What to do. Find every line below that contains the word "frac" and copy it out.

Records supplied.
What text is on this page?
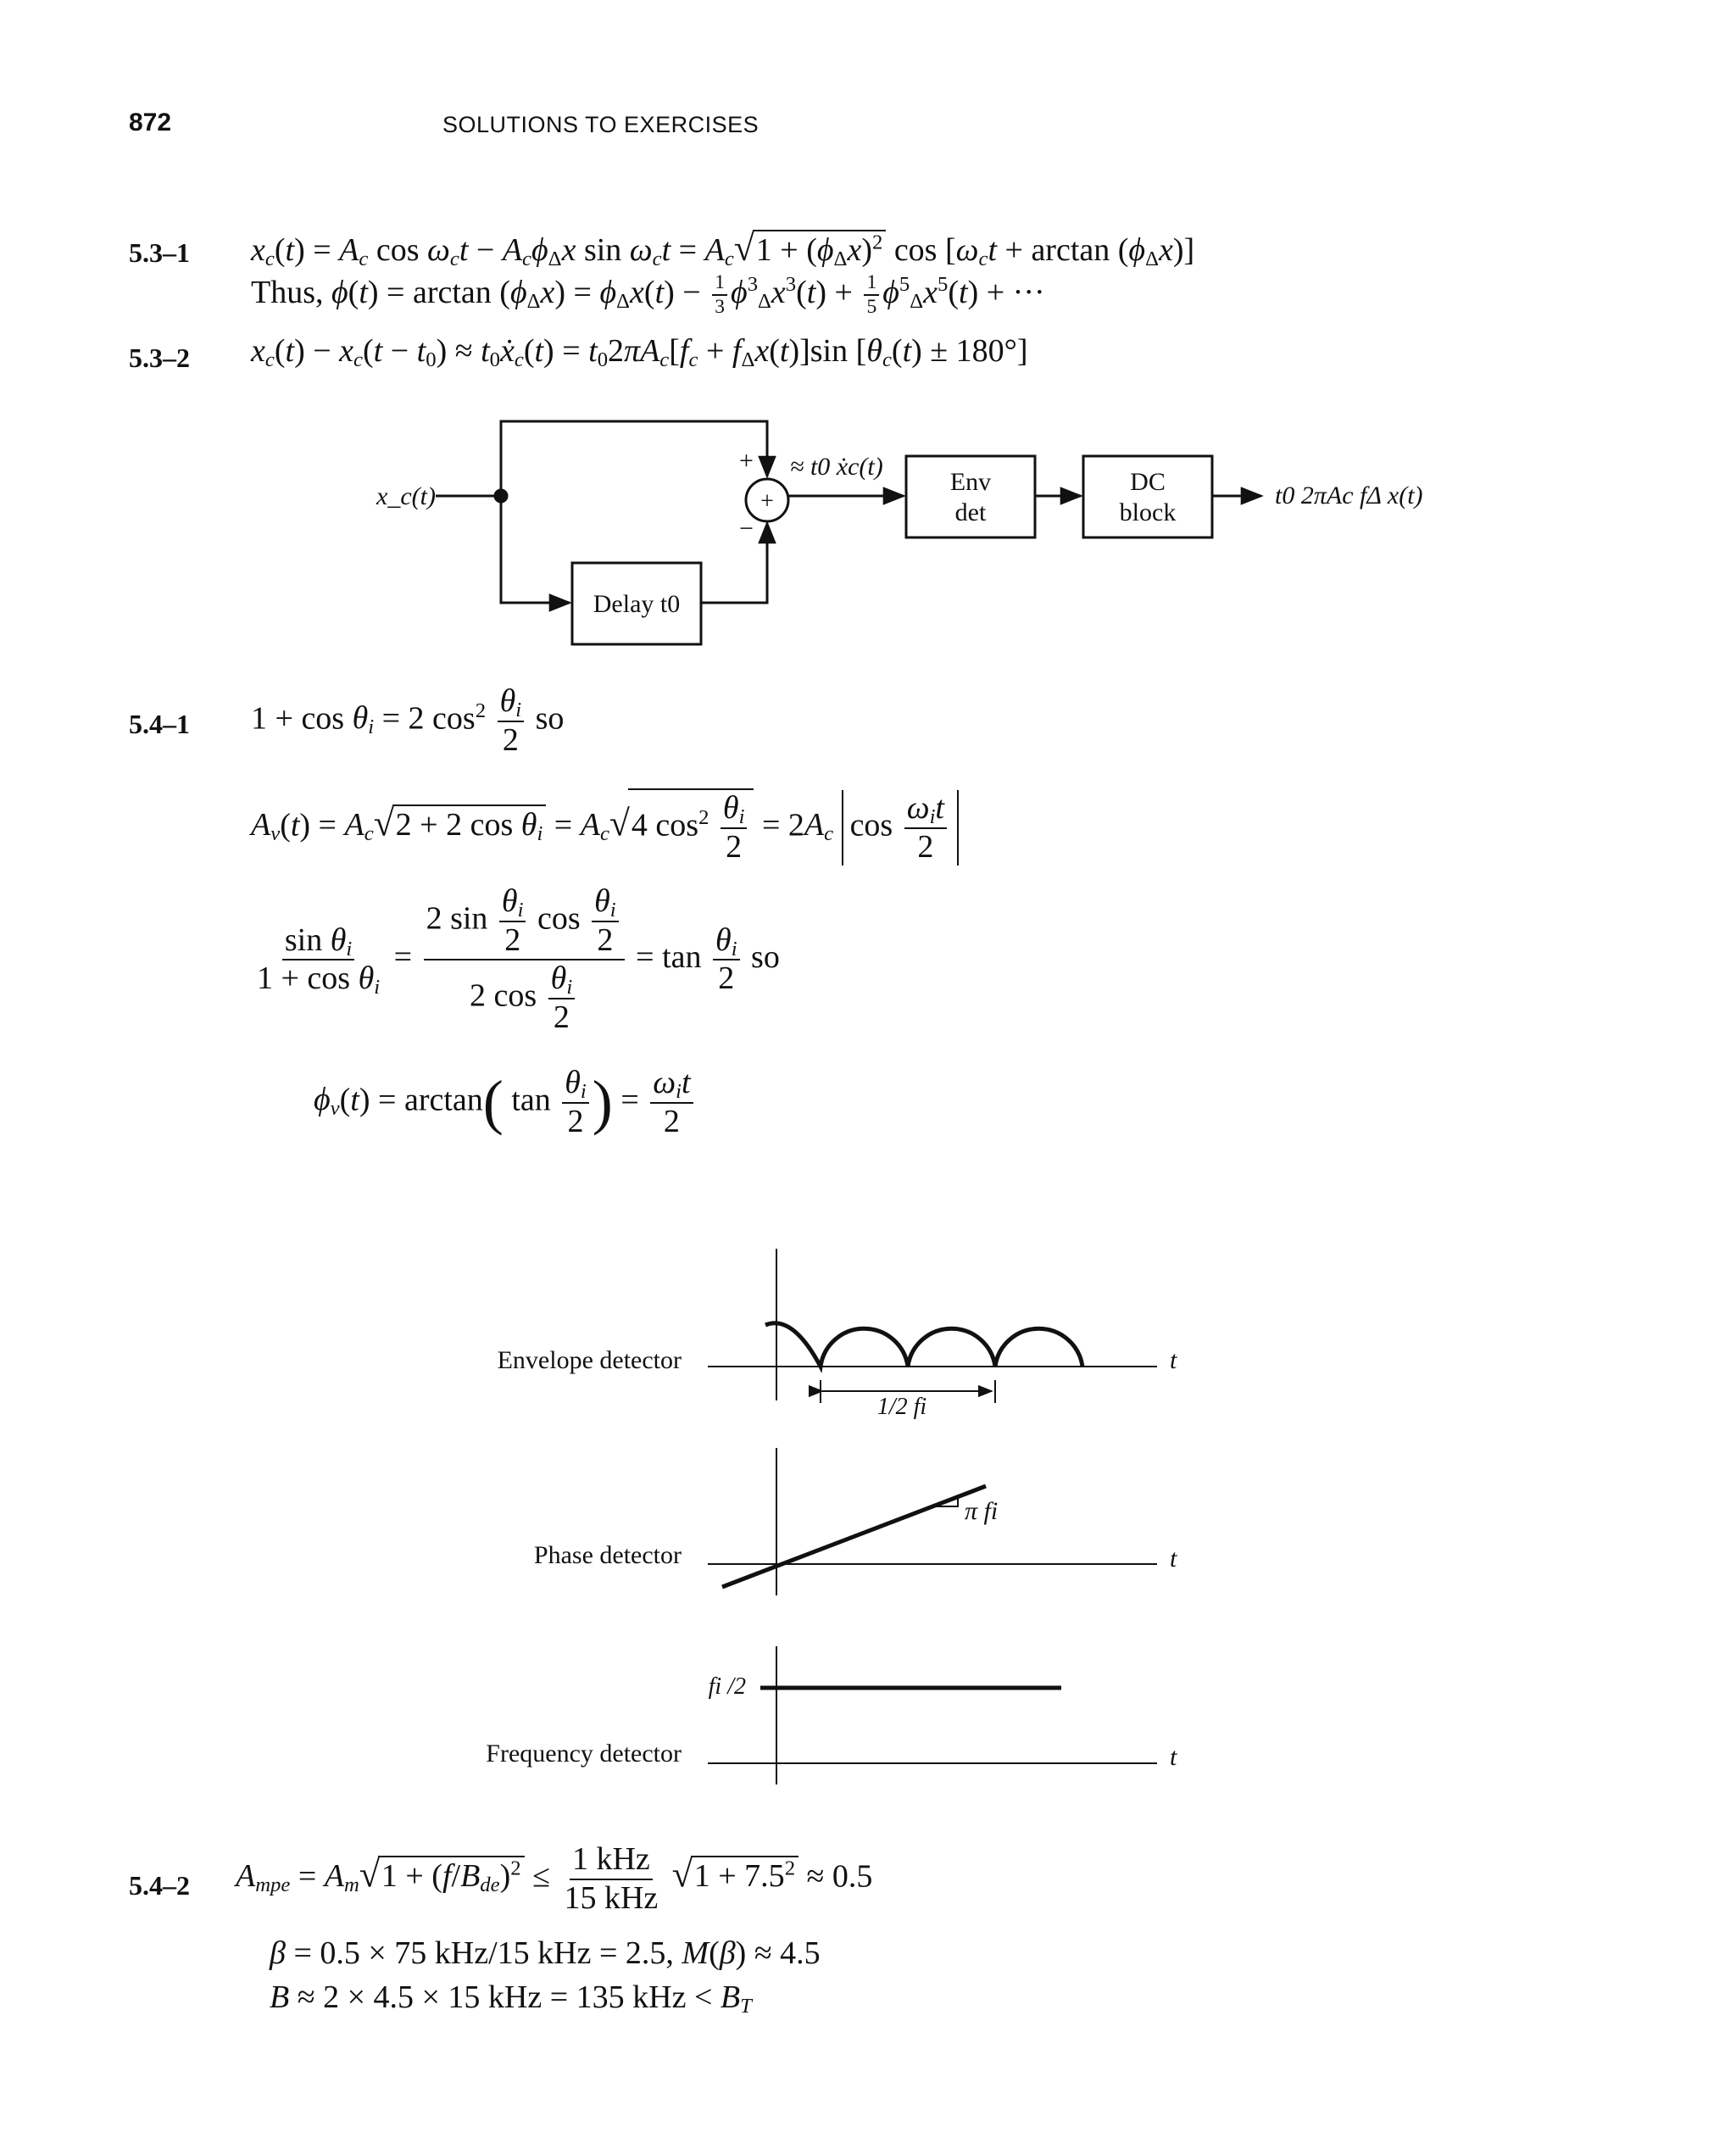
872	SOLUTIONS TO EXERCISES
5.3–1 $x_c(t) = A_c$ $\cos \omega_ct - A_c\phi_\Delta x$ $\sin \omega_ct = A_c√1 + (\phi_\Delta x)^2$ $\cos [\omega_ct + \arctan (\phi_\Delta x)]$
Thus, $\phi(t) = \arctan (\phi_\Delta x) = \phi_\Delta x(t) - \frac{1}{3} \phi^3_\Delta x^3(t) + \frac{1}{5} \phi^5_\Delta x^5(t)$ + ···
5.3–2 $x_c(t) - x_c(t - t_0)$ ≈ $t_0ẋ_c(t) = t_02\pi A_c[f_c + f_\Delta x(t)]\sin$ $[\theta_c(t) \pm 180^\circ]$
x_c(t)
+
−
+
≈ t0 ẋc(t)
Env
det
DC
block
Delay t0
t0 2πAc fΔ x(t)
Envelope detector	t
1/2 fi
Phase detector	t
π fi
Frequency detector	t
fi /2
5.4–1 $1 + \cos \theta_i = 2$ $\cos^2 \frac{\theta_i}{2}$ so
$A_v(t) = A_c√2 + 2$ $\cos \theta_i = A_c√4$ $\cos^2 \frac{\theta_i}{2} = 2A_c$ $\cos \frac{\omega_it}{2}$
$\frac{\sin \theta_i}{1 + \cos \theta_i} = \frac{2 \sin \frac{\theta_i}{2} \cos \frac{\theta_i}{2}}{2 \cos \frac{\theta_i}{2}} = \tan \frac{\theta_i}{2}$ so
$\phi_v(t) = \arctan$( $\tan \frac{\theta_i}{2}$ ) = $\frac{\omega_it}{2}$
5.4–2 $A_{mpe} = A_m√1 + (f/B_{de})^2 \le \frac{\text{1 kHz}}{\text{15 kHz}} √1 + 7.5^2 \approx 0.5$
β = 0.5 × 75 kHz/15 kHz = 2.5, M(β) ≈ 4.5
B ≈ 2 × 4.5 × 15 kHz = 135 kHz < $B_T$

Written answer.
Thus, $\phi(t) = \arctan (\phi_\Delta x) = \phi_\Delta x(t) - \frac{1}{3} \phi^3_\Delta x^3(t) + \frac{1}{5} \phi^5_\Delta x^5(t)$ + ···
5.4–1 $1 + \cos \theta_i = 2$ $\cos^2 \frac{\theta_i}{2}$ so
$A_v(t) = A_c√2 + 2$ $\cos \theta_i = A_c√4$ $\cos^2 \frac{\theta_i}{2} = 2A_c$ $\cos \frac{\omega_it}{2}$
$\frac{\sin \theta_i}{1 + \cos \theta_i} = \frac{2 \sin \frac{\theta_i}{2} \cos \frac{\theta_i}{2}}{2 \cos \frac{\theta_i}{2}} = \tan \frac{\theta_i}{2}$ so
$\phi_v(t) = \arctan$( $\tan \frac{\theta_i}{2}$ ) = $\frac{\omega_it}{2}$
5.4–2 $A_{mpe} = A_m√1 + (f/B_{de})^2 \le \frac{\text{1 kHz}}{\text{15 kHz}} √1 + 7.5^2 \approx 0.5$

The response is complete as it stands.